• What you need to do: Return every record exactly as written.

• Provided data:

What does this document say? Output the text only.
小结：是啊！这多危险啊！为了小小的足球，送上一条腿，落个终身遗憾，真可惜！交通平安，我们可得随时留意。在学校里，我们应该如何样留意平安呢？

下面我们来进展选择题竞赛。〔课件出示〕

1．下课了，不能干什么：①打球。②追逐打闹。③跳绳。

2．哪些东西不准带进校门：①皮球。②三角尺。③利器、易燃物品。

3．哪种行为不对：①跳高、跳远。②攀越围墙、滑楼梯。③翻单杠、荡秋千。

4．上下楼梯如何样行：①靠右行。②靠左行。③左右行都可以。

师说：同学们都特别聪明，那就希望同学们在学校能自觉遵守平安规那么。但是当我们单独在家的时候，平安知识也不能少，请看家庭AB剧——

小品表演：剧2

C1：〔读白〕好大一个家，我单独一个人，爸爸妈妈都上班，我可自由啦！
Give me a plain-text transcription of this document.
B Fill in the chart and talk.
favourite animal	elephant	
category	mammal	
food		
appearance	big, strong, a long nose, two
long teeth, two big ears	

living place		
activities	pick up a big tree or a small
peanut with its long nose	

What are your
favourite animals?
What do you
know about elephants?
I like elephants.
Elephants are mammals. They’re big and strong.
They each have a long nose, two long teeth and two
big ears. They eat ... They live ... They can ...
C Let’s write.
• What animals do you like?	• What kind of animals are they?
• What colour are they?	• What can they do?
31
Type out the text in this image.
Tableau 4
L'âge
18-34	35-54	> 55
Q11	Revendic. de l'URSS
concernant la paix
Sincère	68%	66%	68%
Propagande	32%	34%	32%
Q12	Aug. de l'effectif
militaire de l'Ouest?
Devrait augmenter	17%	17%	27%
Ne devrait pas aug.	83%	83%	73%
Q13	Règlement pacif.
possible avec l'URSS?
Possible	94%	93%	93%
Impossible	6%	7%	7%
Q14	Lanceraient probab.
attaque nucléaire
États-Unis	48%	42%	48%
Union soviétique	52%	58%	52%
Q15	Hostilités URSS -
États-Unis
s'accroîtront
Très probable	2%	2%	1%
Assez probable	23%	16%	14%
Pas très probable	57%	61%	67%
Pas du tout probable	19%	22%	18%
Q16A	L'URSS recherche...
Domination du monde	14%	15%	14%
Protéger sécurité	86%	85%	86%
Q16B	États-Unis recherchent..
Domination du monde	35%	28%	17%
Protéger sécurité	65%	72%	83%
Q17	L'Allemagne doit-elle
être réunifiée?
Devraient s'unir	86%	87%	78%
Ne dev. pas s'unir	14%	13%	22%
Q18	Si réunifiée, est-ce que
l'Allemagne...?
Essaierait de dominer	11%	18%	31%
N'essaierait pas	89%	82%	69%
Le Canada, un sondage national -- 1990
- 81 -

• Correct output:
What does this document say? Output the text only.
小结：是啊！这多危险啊！为了小小的足球，送上一条腿，落个终身遗憾，真可惜！交通平安，我们可得随时留意。在学校里，我们应该如何样留意平安呢？

下面我们来进展选择题竞赛。〔课件出示〕

1．下课了，不能干什么：①打球。②追逐打闹。③跳绳。

2．哪些东西不准带进校门：①皮球。②三角尺。③利器、易燃物品。

3．哪种行为不对：①跳高、跳远。②攀越围墙、滑楼梯。③翻单杠、荡秋千。

4．上下楼梯如何样行：①靠右行。②靠左行。③左右行都可以。

师说：同学们都特别聪明，那就希望同学们在学校能自觉遵守平安规那么。但是当我们单独在家的时候，平安知识也不能少，请看家庭AB剧——

小品表演：剧2

C1：〔读白〕好大一个家，我单独一个人，爸爸妈妈都上班，我可自由啦！
Give me a plain-text transcription of this document.
B Fill in the chart and talk.
favourite animal	elephant	
category	mammal	
food		
appearance	big, strong, a long nose, two
long teeth, two big ears	

living place		
activities	pick up a big tree or a small
peanut with its long nose	

What are your
favourite animals?
What do you
know about elephants?
I like elephants.
Elephants are mammals. They’re big and strong.
They each have a long nose, two long teeth and two
big ears. They eat ... They live ... They can ...
C Let’s write.
• What animals do you like?	• What kind of animals are they?
• What colour are they?	• What can they do?
31
Type out the text in this image.
Tableau 4
L'âge
18-34	35-54	> 55
Q11	Revendic. de l'URSS
concernant la paix
Sincère	68%	66%	68%
Propagande	32%	34%	32%
Q12	Aug. de l'effectif
militaire de l'Ouest?
Devrait augmenter	17%	17%	27%
Ne devrait pas aug.	83%	83%	73%
Q13	Règlement pacif.
possible avec l'URSS?
Possible	94%	93%	93%
Impossible	6%	7%	7%
Q14	Lanceraient probab.
attaque nucléaire
États-Unis	48%	42%	48%
Union soviétique	52%	58%	52%
Q15	Hostilités URSS -
États-Unis
s'accroîtront
Très probable	2%	2%	1%
Assez probable	23%	16%	14%
Pas très probable	57%	61%	67%
Pas du tout probable	19%	22%	18%
Q16A	L'URSS recherche...
Domination du monde	14%	15%	14%
Protéger sécurité	86%	85%	86%
Q16B	États-Unis recherchent..
Domination du monde	35%	28%	17%
Protéger sécurité	65%	72%	83%
Q17	L'Allemagne doit-elle
être réunifiée?
Devraient s'unir	86%	87%	78%
Ne dev. pas s'unir	14%	13%	22%
Q18	Si réunifiée, est-ce que
l'Allemagne...?
Essaierait de dominer	11%	18%	31%
N'essaierait pas	89%	82%	69%
Le Canada, un sondage national -- 1990
- 81 -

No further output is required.